**Written request**
Tally each line where the word "alert" occurs, then give only the total.
────────────────────
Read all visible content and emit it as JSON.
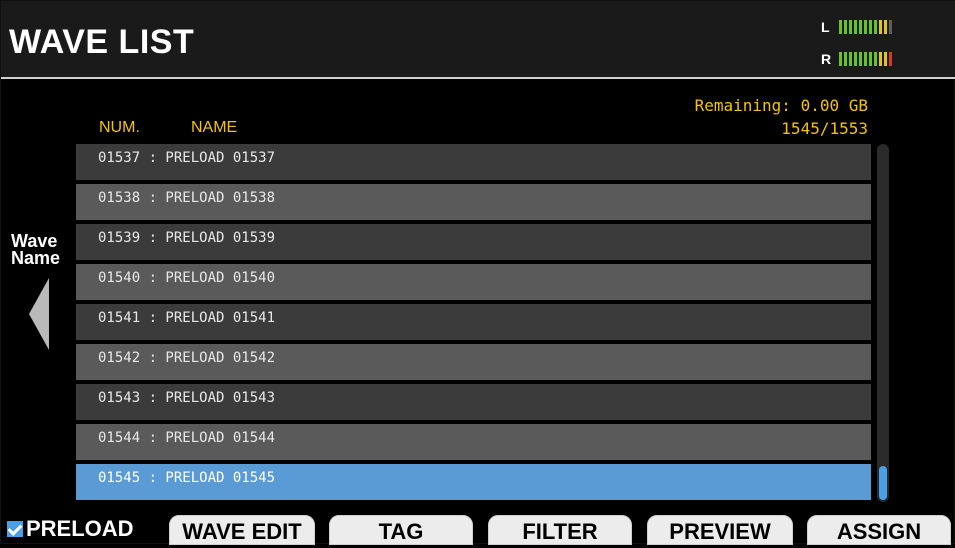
{
  "header": {
    "title": "WAVE LIST",
    "meter_L_label": "L",
    "meter_R_label": "R"
  },
  "info": {
    "remaining": "Remaining: 0.00 GB",
    "count": "1545/1553"
  },
  "columns": {
    "num": "NUM.",
    "name": "NAME"
  },
  "side": {
    "label_line1": "Wave",
    "label_line2": "Name",
    "arrow_icon": "left-triangle-icon"
  },
  "rows": [
    {
      "text": "01537 : PRELOAD 01537",
      "selected": false
    },
    {
      "text": "01538 : PRELOAD 01538",
      "selected": false
    },
    {
      "text": "01539 : PRELOAD 01539",
      "selected": false
    },
    {
      "text": "01540 : PRELOAD 01540",
      "selected": false
    },
    {
      "text": "01541 : PRELOAD 01541",
      "selected": false
    },
    {
      "text": "01542 : PRELOAD 01542",
      "selected": false
    },
    {
      "text": "01543 : PRELOAD 01543",
      "selected": false
    },
    {
      "text": "01544 : PRELOAD 01544",
      "selected": false
    },
    {
      "text": "01545 : PRELOAD 01545",
      "selected": true
    }
  ],
  "footer": {
    "preload_label": "PRELOAD",
    "preload_checked": true,
    "buttons": [
      "WAVE EDIT",
      "TAG",
      "FILTER",
      "PREVIEW",
      "ASSIGN"
    ]
  },
  "colors": {
    "accent_yellow": "#f5c400",
    "selection_blue": "#5b9bd5",
    "scroll_blue": "#4aa0e6"
  }
}
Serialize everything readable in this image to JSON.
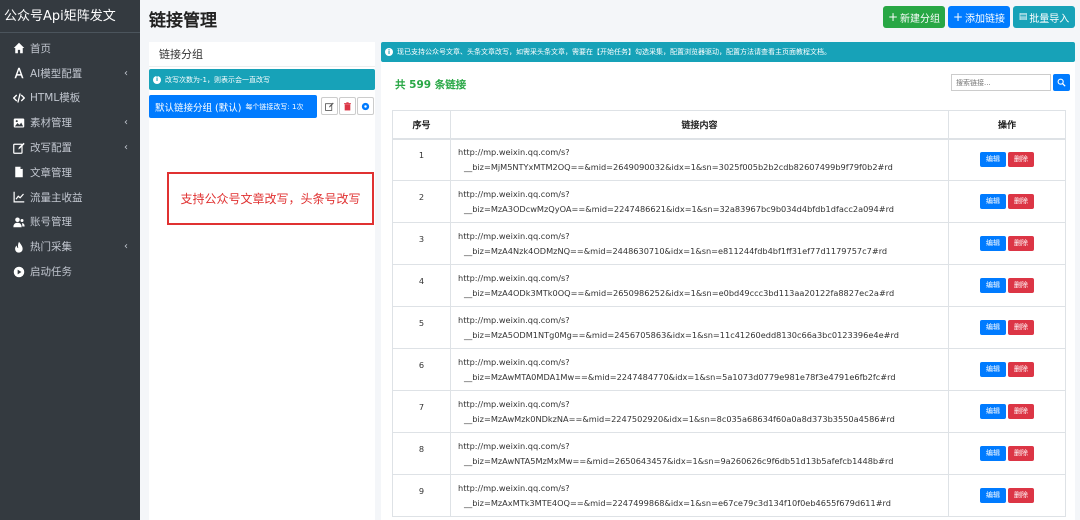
{
  "sidebar": {
    "brand": "公众号Api矩阵发文",
    "items": [
      {
        "label": "首页",
        "icon": "home-icon",
        "chevron": false
      },
      {
        "label": "AI模型配置",
        "icon": "ai-font-icon",
        "chevron": true
      },
      {
        "label": "HTML模板",
        "icon": "code-icon",
        "chevron": false
      },
      {
        "label": "素材管理",
        "icon": "image-icon",
        "chevron": true
      },
      {
        "label": "改写配置",
        "icon": "edit-icon",
        "chevron": true
      },
      {
        "label": "文章管理",
        "icon": "file-icon",
        "chevron": false
      },
      {
        "label": "流量主收益",
        "icon": "chart-line-icon",
        "chevron": false
      },
      {
        "label": "账号管理",
        "icon": "users-icon",
        "chevron": false
      },
      {
        "label": "热门采集",
        "icon": "fire-icon",
        "chevron": true
      },
      {
        "label": "启动任务",
        "icon": "play-circle-icon",
        "chevron": false
      }
    ]
  },
  "header": {
    "title": "链接管理",
    "buttons": {
      "new_group": "新建分组",
      "add_link": "添加链接",
      "bulk_import": "批量导入"
    }
  },
  "group_panel": {
    "title": "链接分组",
    "alert": "改写次数为-1，则表示会一直改写",
    "group": {
      "name": "默认链接分组 (默认)",
      "count_text": "每个链接改写: 1次"
    }
  },
  "annotation": "支持公众号文章改写，头条号改写",
  "main": {
    "alert": "现已支持公众号文章、头条文章改写，如需采头条文章，需要在【开始任务】勾选采集，配置浏览器驱动，配置方法请查看主页面教程文档。",
    "count": "共 599 条链接",
    "search_placeholder": "搜索链接...",
    "table": {
      "headers": [
        "序号",
        "链接内容",
        "操作"
      ],
      "edit_label": "编辑",
      "delete_label": "删除",
      "rows": [
        {
          "no": "1",
          "line1": "http://mp.weixin.qq.com/s?",
          "line2": "__biz=MjM5NTYxMTM2OQ==&mid=2649090032&idx=1&sn=3025f005b2b2cdb82607499b9f79f0b2#rd"
        },
        {
          "no": "2",
          "line1": "http://mp.weixin.qq.com/s?",
          "line2": "__biz=MzA3ODcwMzQyOA==&mid=2247486621&idx=1&sn=32a83967bc9b034d4bfdb1dfacc2a094#rd"
        },
        {
          "no": "3",
          "line1": "http://mp.weixin.qq.com/s?",
          "line2": "__biz=MzA4Nzk4ODMzNQ==&mid=2448630710&idx=1&sn=e811244fdb4bf1ff31ef77d1179757c7#rd"
        },
        {
          "no": "4",
          "line1": "http://mp.weixin.qq.com/s?",
          "line2": "__biz=MzA4ODk3MTk0OQ==&mid=2650986252&idx=1&sn=e0bd49ccc3bd113aa20122fa8827ec2a#rd"
        },
        {
          "no": "5",
          "line1": "http://mp.weixin.qq.com/s?",
          "line2": "__biz=MzA5ODM1NTg0Mg==&mid=2456705863&idx=1&sn=11c41260edd8130c66a3bc0123396e4e#rd"
        },
        {
          "no": "6",
          "line1": "http://mp.weixin.qq.com/s?",
          "line2": "__biz=MzAwMTA0MDA1Mw==&mid=2247484770&idx=1&sn=5a1073d0779e981e78f3e4791e6fb2fc#rd"
        },
        {
          "no": "7",
          "line1": "http://mp.weixin.qq.com/s?",
          "line2": "__biz=MzAwMzk0NDkzNA==&mid=2247502920&idx=1&sn=8c035a68634f60a0a8d373b3550a4586#rd"
        },
        {
          "no": "8",
          "line1": "http://mp.weixin.qq.com/s?",
          "line2": "__biz=MzAwNTA5MzMxMw==&mid=2650643457&idx=1&sn=9a260626c9f6db51d13b5afefcb1448b#rd"
        },
        {
          "no": "9",
          "line1": "http://mp.weixin.qq.com/s?",
          "line2": "__biz=MzAxMTk3MTE4OQ==&mid=2247499868&idx=1&sn=e67ce79c3d134f10f0eb4655f679d611#rd"
        }
      ]
    }
  },
  "colors": {
    "sidebar_bg": "#343a40",
    "primary": "#007bff",
    "success": "#28a745",
    "info": "#17a2b8",
    "danger": "#dc3545",
    "annotation": "#e03131"
  }
}
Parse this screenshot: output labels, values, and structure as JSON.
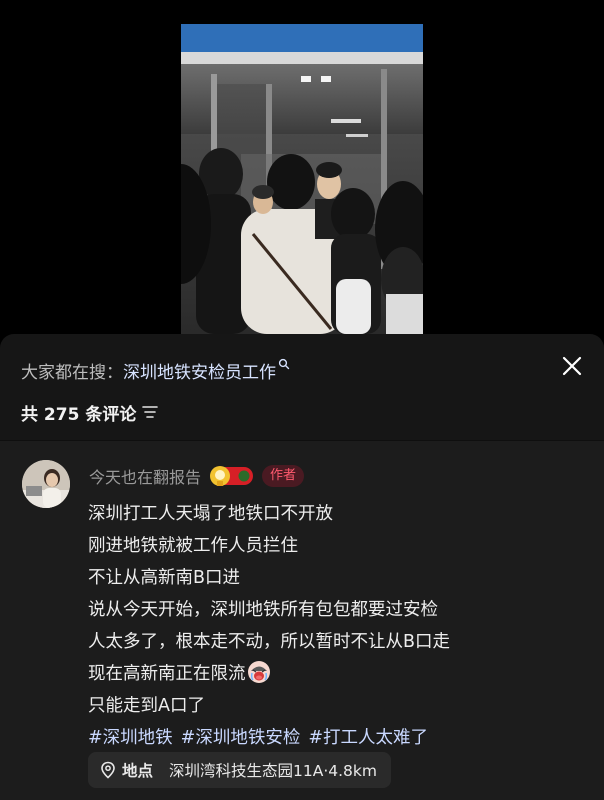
{
  "search": {
    "prefix": "大家都在搜：",
    "term": "深圳地铁安检员工作"
  },
  "comments_header": {
    "count_text": "共 275 条评论"
  },
  "comment": {
    "username": "今天也在翻报告",
    "author_tag": "作者",
    "lines": [
      "深圳打工人天塌了地铁口不开放",
      "刚进地铁就被工作人员拦住",
      "不让从高新南B口进",
      "说从今天开始，深圳地铁所有包包都要过安检",
      "人太多了，根本走不动，所以暂时不让从B口走",
      "现在高新南正在限流",
      "只能走到A口了"
    ],
    "hashtags": [
      "#深圳地铁",
      "#深圳地铁安检",
      "#打工人太难了"
    ],
    "location": {
      "label": "地点",
      "place": "深圳湾科技生态园11A·4.8km"
    }
  },
  "icons": {
    "search": "search-icon",
    "close": "close-icon",
    "sort": "sort-icon",
    "pin": "location-pin-icon",
    "emoji": "crying-face-emoji",
    "badge": "fan-badge-icon"
  },
  "colors": {
    "author_tag": "#ff5a6e",
    "hashtag": "#c9d8ff",
    "search_term": "#d7e3ff"
  }
}
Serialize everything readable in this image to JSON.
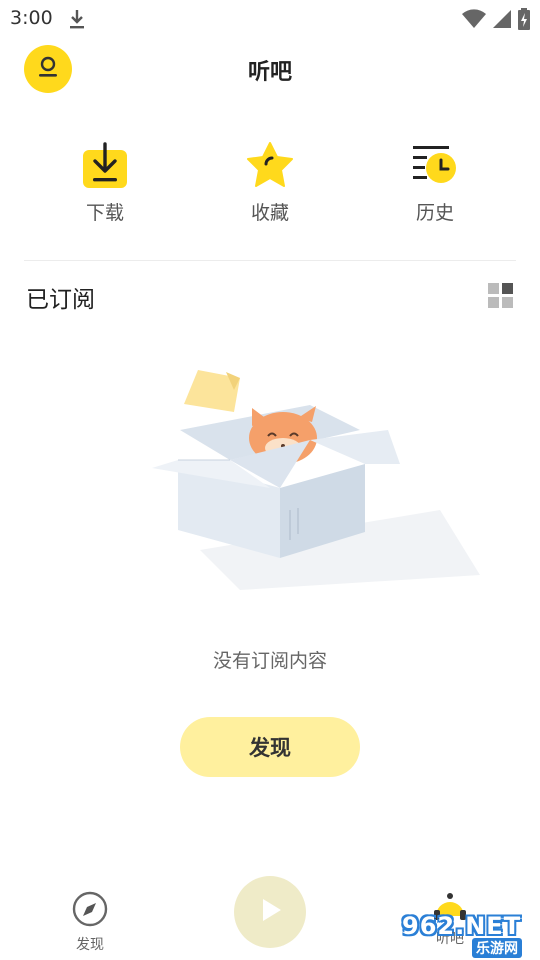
{
  "status_bar": {
    "time": "3:00",
    "icons": [
      "download-icon",
      "wifi-icon",
      "signal-icon",
      "battery-charging-icon"
    ]
  },
  "header": {
    "title": "听吧",
    "avatar_icon": "user-icon"
  },
  "quick_actions": [
    {
      "label": "下载",
      "icon": "download-box-icon"
    },
    {
      "label": "收藏",
      "icon": "star-icon"
    },
    {
      "label": "历史",
      "icon": "history-clock-icon"
    }
  ],
  "subscriptions": {
    "title": "已订阅",
    "view_toggle_icon": "grid-view-icon",
    "empty_text": "没有订阅内容",
    "discover_button": "发现"
  },
  "bottom_nav": {
    "discover_label": "发现",
    "discover_icon": "compass-icon",
    "play_icon": "play-icon",
    "tingba_label": "听吧",
    "tingba_icon": "headphone-mascot-icon"
  },
  "watermark": {
    "top": "962.NET",
    "bottom": "乐游网"
  },
  "colors": {
    "accent": "#FFD91C",
    "discover_button_bg": "#FFF09E",
    "play_button_bg": "#EFEBC8"
  }
}
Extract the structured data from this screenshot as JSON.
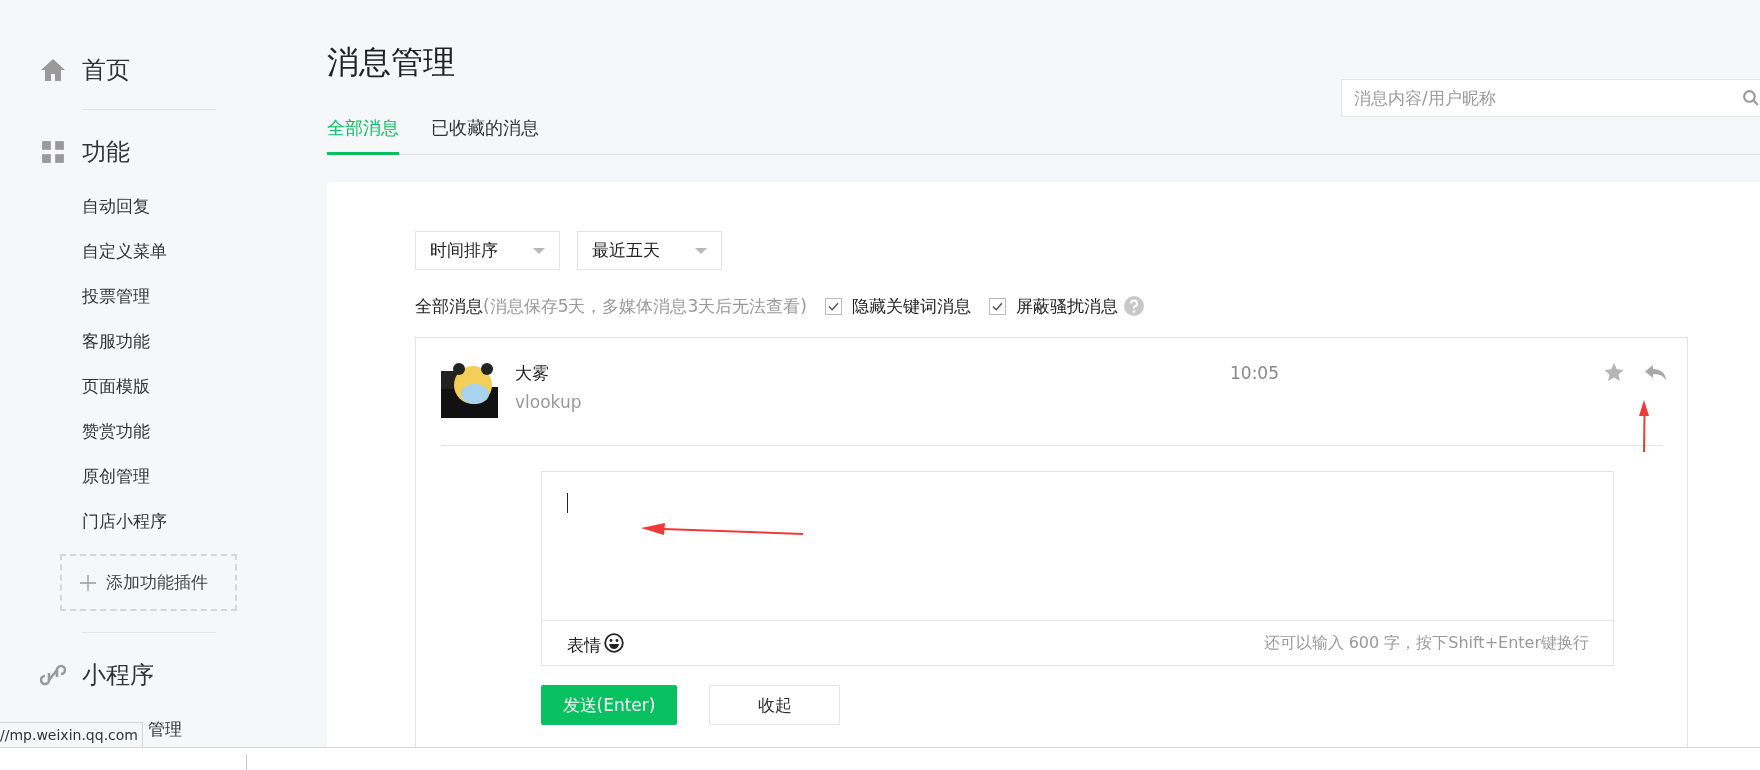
────────────────────
**Answer to the exercise**
2